---------- EXTRACTED RECORDS ----------

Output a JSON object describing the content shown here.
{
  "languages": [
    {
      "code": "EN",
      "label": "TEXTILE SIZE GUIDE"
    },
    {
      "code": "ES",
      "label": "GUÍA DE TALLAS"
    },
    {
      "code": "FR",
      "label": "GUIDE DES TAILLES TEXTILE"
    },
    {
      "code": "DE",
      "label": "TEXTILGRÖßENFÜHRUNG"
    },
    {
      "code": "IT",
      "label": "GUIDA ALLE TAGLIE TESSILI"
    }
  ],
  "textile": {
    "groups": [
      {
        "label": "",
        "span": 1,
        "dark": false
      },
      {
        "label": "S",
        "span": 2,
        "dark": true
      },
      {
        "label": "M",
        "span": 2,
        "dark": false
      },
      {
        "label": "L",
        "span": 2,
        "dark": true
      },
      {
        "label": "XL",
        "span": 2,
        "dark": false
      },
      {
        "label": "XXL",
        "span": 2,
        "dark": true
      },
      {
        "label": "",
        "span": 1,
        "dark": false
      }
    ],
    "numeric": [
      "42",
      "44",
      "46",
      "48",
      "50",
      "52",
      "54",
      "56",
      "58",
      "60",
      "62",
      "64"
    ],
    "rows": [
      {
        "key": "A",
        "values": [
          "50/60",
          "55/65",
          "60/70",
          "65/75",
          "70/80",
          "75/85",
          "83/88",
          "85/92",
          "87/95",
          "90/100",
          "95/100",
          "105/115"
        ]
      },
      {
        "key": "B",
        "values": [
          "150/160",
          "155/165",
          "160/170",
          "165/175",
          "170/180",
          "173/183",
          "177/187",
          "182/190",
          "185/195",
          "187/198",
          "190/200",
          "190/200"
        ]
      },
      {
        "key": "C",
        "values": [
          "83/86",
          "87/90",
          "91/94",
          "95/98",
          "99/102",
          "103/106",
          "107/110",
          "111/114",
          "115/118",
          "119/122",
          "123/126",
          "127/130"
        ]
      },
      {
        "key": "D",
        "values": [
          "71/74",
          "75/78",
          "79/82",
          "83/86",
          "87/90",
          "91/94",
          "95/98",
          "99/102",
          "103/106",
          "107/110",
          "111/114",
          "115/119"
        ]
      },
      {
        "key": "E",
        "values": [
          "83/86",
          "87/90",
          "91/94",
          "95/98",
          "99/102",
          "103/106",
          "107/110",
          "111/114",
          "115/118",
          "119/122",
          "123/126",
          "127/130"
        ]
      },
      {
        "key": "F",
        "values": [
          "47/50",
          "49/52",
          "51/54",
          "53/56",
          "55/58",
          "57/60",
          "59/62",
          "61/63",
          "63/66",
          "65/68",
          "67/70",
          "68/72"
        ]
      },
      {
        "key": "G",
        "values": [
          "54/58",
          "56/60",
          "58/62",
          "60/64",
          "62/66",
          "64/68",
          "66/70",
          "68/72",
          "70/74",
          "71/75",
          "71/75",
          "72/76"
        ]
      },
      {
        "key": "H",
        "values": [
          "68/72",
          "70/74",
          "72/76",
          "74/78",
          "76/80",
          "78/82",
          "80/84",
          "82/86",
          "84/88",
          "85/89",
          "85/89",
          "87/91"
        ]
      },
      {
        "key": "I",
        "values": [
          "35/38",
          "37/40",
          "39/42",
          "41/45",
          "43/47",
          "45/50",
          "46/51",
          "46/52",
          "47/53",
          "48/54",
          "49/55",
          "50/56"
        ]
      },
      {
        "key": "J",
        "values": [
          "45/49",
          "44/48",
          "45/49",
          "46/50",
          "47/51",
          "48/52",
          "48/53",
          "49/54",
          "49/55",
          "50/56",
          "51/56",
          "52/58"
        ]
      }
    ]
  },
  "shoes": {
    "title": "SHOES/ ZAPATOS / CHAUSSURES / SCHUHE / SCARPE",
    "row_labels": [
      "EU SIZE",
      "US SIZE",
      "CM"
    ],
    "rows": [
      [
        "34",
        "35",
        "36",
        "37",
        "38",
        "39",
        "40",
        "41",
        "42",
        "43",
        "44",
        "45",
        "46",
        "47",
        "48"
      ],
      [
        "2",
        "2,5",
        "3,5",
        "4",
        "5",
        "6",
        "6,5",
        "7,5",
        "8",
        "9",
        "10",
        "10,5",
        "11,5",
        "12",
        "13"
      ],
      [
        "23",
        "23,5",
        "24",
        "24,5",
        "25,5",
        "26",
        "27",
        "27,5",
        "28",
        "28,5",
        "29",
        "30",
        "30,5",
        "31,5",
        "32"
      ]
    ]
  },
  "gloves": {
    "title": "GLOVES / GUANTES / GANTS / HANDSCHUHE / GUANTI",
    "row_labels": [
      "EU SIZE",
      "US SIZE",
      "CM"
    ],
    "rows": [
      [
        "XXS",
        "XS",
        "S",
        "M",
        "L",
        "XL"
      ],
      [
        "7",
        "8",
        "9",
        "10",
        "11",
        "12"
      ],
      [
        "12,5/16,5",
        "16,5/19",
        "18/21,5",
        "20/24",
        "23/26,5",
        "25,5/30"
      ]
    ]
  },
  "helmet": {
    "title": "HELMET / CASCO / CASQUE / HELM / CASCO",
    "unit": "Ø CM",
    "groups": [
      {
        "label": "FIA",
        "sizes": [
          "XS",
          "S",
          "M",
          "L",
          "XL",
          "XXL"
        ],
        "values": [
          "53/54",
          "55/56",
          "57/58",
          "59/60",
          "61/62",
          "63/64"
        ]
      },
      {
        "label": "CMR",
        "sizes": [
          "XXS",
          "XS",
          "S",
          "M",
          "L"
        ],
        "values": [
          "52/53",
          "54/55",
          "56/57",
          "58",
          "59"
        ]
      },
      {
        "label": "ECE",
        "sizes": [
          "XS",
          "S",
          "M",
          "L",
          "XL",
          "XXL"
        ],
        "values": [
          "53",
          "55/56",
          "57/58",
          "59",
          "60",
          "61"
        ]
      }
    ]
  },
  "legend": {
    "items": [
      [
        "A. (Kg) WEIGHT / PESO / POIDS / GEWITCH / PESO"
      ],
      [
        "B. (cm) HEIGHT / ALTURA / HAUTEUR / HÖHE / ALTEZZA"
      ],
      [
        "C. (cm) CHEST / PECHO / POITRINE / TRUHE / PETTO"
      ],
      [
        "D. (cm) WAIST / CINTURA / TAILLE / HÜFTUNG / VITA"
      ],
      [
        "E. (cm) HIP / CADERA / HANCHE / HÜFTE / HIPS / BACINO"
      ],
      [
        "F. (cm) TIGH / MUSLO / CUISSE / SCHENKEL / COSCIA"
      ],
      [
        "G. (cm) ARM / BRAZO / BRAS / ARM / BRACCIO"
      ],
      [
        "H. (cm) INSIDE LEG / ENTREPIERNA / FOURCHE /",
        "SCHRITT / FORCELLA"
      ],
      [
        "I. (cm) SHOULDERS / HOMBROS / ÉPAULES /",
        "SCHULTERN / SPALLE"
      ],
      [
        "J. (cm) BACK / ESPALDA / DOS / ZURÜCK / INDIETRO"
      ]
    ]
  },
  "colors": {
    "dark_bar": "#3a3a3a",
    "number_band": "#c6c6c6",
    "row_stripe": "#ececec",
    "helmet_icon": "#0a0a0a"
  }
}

----------

> _WHAT TO PRODUCE_: Which lines of the data include "title"? Copy each of them.

> _WRITTEN ANSWER_:
    "title": "SHOES/ ZAPATOS / CHAUSSURES / SCHUHE / SCARPE",
    "title": "GLOVES / GUANTES / GANTS / HANDSCHUHE / GUANTI",
    "title": "HELMET / CASCO / CASQUE / HELM / CASCO",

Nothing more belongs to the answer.